Only the number is needed: how many lines of the records include "unallocated"?

>> BEGIN

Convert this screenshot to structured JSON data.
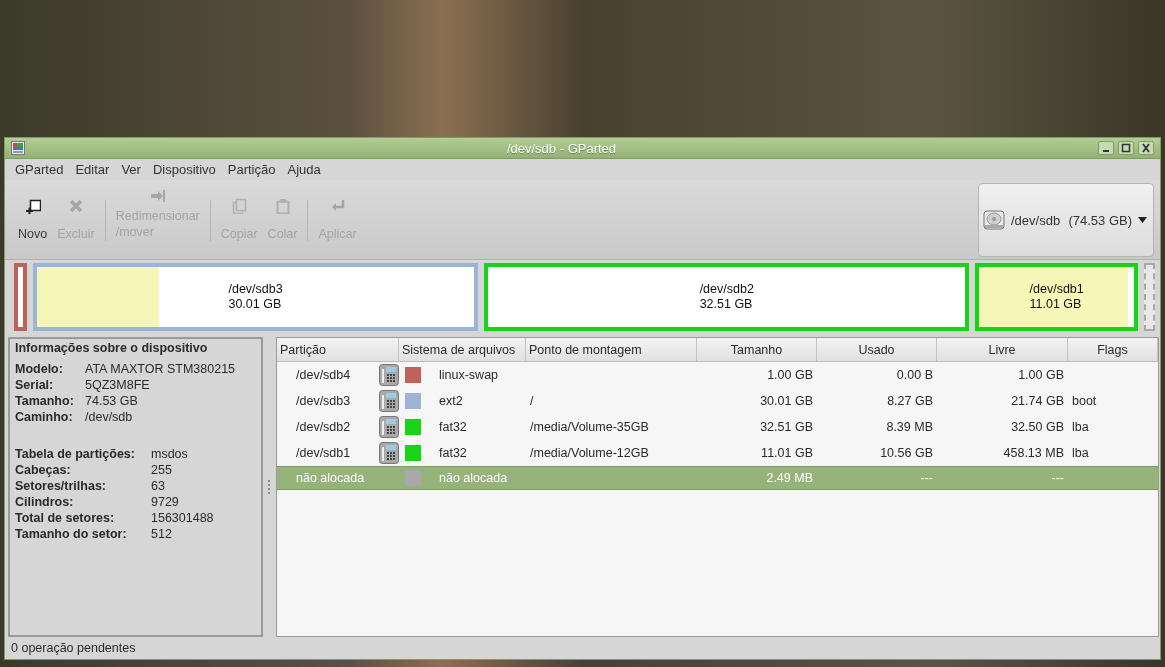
{
  "window": {
    "title": "/dev/sdb - GParted"
  },
  "menu": [
    "GParted",
    "Editar",
    "Ver",
    "Dispositivo",
    "Partição",
    "Ajuda"
  ],
  "toolbar": [
    {
      "kind": "new",
      "label": "Novo",
      "disabled": false
    },
    {
      "kind": "delete",
      "label": "Excluir",
      "disabled": true
    },
    {
      "kind": "resize",
      "label": "Redimensionar\n/mover",
      "disabled": true
    },
    {
      "kind": "copy",
      "label": "Copiar",
      "disabled": true
    },
    {
      "kind": "paste",
      "label": "Colar",
      "disabled": true
    },
    {
      "kind": "apply",
      "label": "Aplicar",
      "disabled": true
    }
  ],
  "device_selector": {
    "device": "/dev/sdb",
    "size": "(74.53 GB)"
  },
  "disk_map": [
    {
      "kind": "partition",
      "color": "#c0625a"
    },
    {
      "kind": "partition",
      "color": "#9ab6d4",
      "level": 0.28,
      "name": "/dev/sdb3",
      "size": "30.01 GB"
    },
    {
      "kind": "partition",
      "color": "#17d417",
      "level": 0,
      "name": "/dev/sdb2",
      "size": "32.51 GB"
    },
    {
      "kind": "partition",
      "color": "#17d417",
      "level": 0.96,
      "name": "/dev/sdb1",
      "size": "11.01 GB"
    },
    {
      "kind": "unallocated",
      "color": "#a8a8a8"
    }
  ],
  "device_info": {
    "title": "Informações sobre o dispositivo",
    "details": [
      {
        "label": "Modelo:",
        "value": "ATA MAXTOR STM380215"
      },
      {
        "label": "Serial:",
        "value": "5QZ3M8FE"
      },
      {
        "label": "Tamanho:",
        "value": "74.53 GB"
      },
      {
        "label": "Caminho:",
        "value": "/dev/sdb"
      }
    ],
    "geometry": [
      {
        "label": "Tabela de partições:",
        "value": "msdos"
      },
      {
        "label": "Cabeças:",
        "value": "255"
      },
      {
        "label": "Setores/trilhas:",
        "value": "63"
      },
      {
        "label": "Cilindros:",
        "value": "9729"
      },
      {
        "label": "Total de setores:",
        "value": "156301488"
      },
      {
        "label": "Tamanho do setor:",
        "value": "512"
      }
    ]
  },
  "table": {
    "columns": [
      "Partição",
      "Sistema de arquivos",
      "Ponto de montagem",
      "Tamanho",
      "Usado",
      "Livre",
      "Flags"
    ],
    "rows": [
      {
        "kind": "partition",
        "partition": "/dev/sdb4",
        "color": "#c0625a",
        "filesystem": "linux-swap",
        "mount": "",
        "size": "1.00 GB",
        "used": "0.00 B",
        "free": "1.00 GB",
        "flags": "",
        "selected": false
      },
      {
        "kind": "partition",
        "partition": "/dev/sdb3",
        "color": "#9ab6d4",
        "filesystem": "ext2",
        "mount": "/",
        "size": "30.01 GB",
        "used": "8.27 GB",
        "free": "21.74 GB",
        "flags": "boot",
        "selected": false
      },
      {
        "kind": "partition",
        "partition": "/dev/sdb2",
        "color": "#17d417",
        "filesystem": "fat32",
        "mount": "/media/Volume-35GB",
        "size": "32.51 GB",
        "used": "8.39 MB",
        "free": "32.50 GB",
        "flags": "lba",
        "selected": false
      },
      {
        "kind": "partition",
        "partition": "/dev/sdb1",
        "color": "#17d417",
        "filesystem": "fat32",
        "mount": "/media/Volume-12GB",
        "size": "11.01 GB",
        "used": "10.56 GB",
        "free": "458.13 MB",
        "flags": "lba",
        "selected": false
      },
      {
        "kind": "unallocated",
        "partition": "não alocada",
        "color": "#a8a8a8",
        "filesystem": "não alocada",
        "mount": "",
        "size": "2.49 MB",
        "used": "---",
        "free": "---",
        "flags": "",
        "selected": true
      }
    ]
  },
  "status_bar": "0 operação pendentes"
}
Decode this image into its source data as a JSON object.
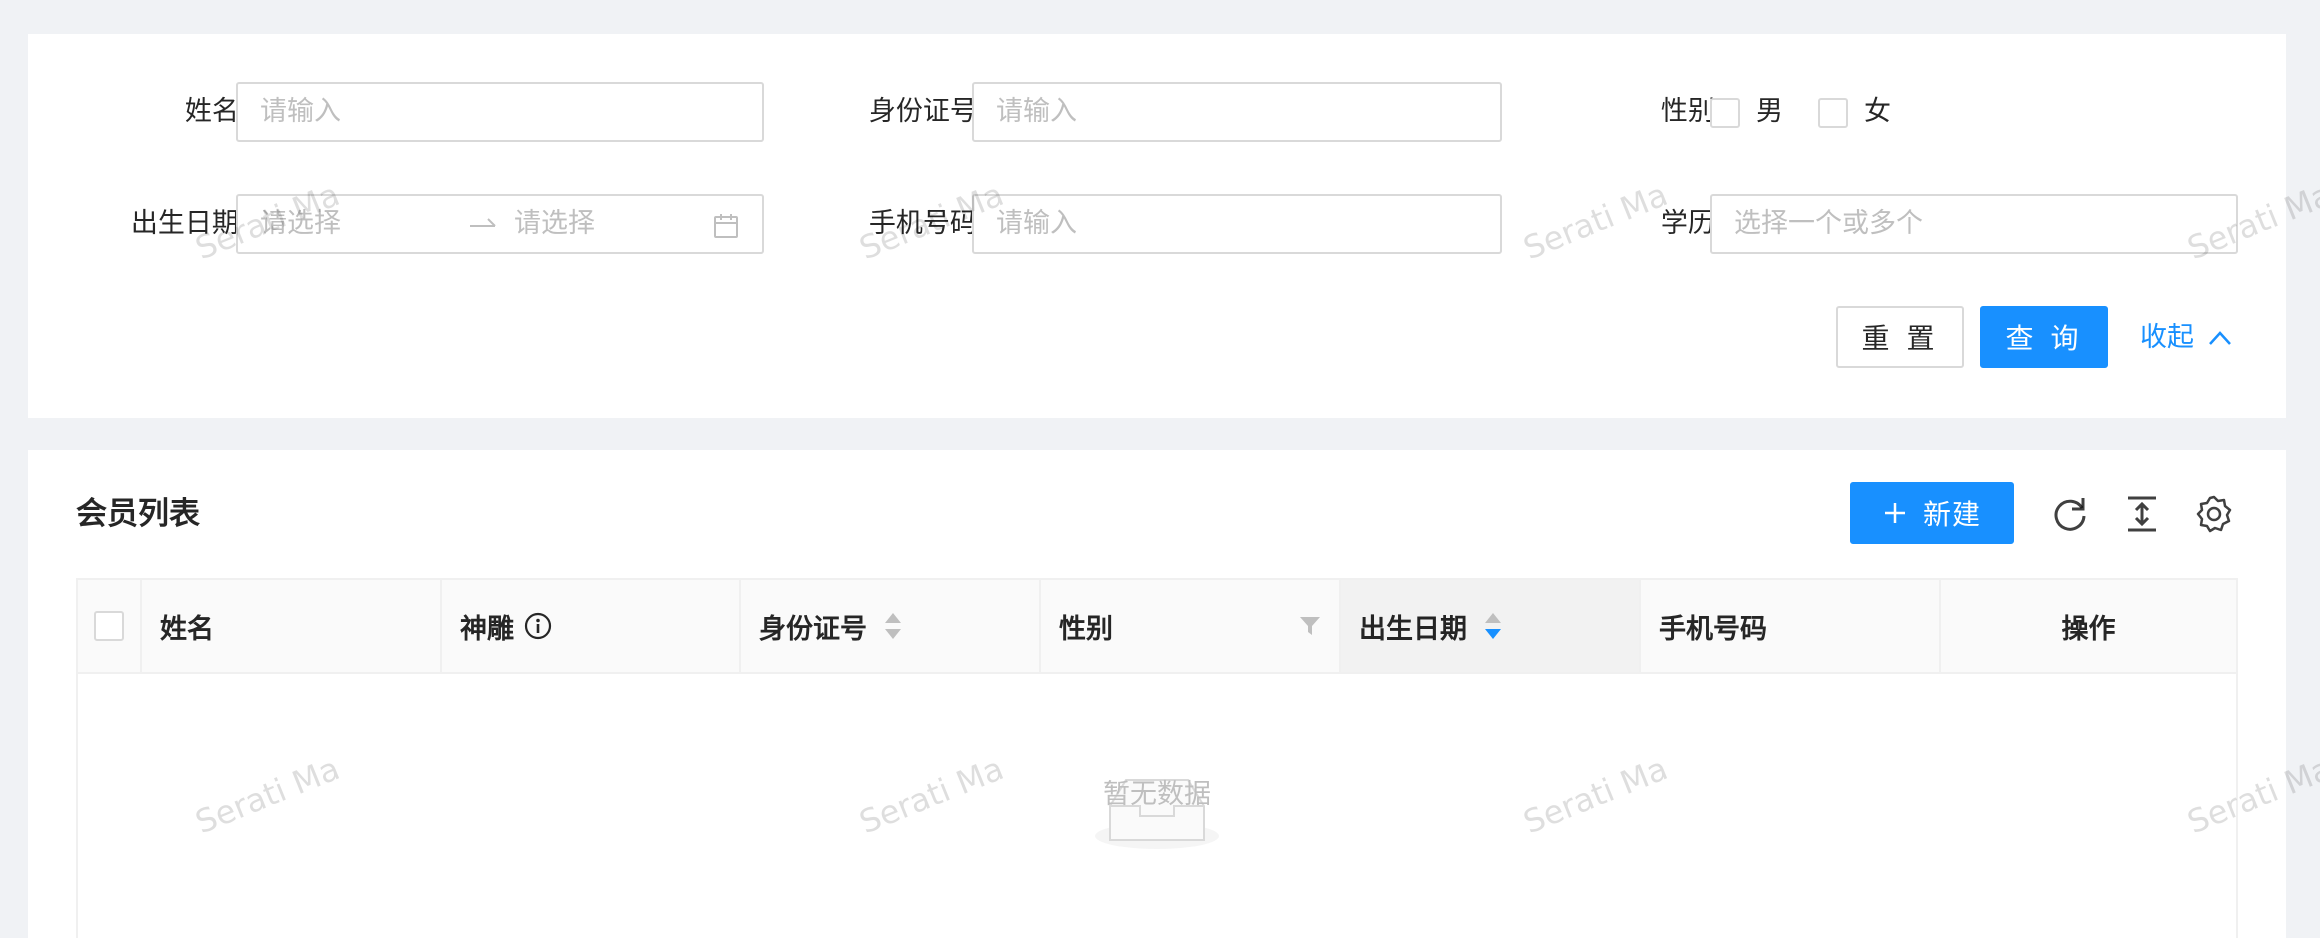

>> END

* **Reply to the exercise**
2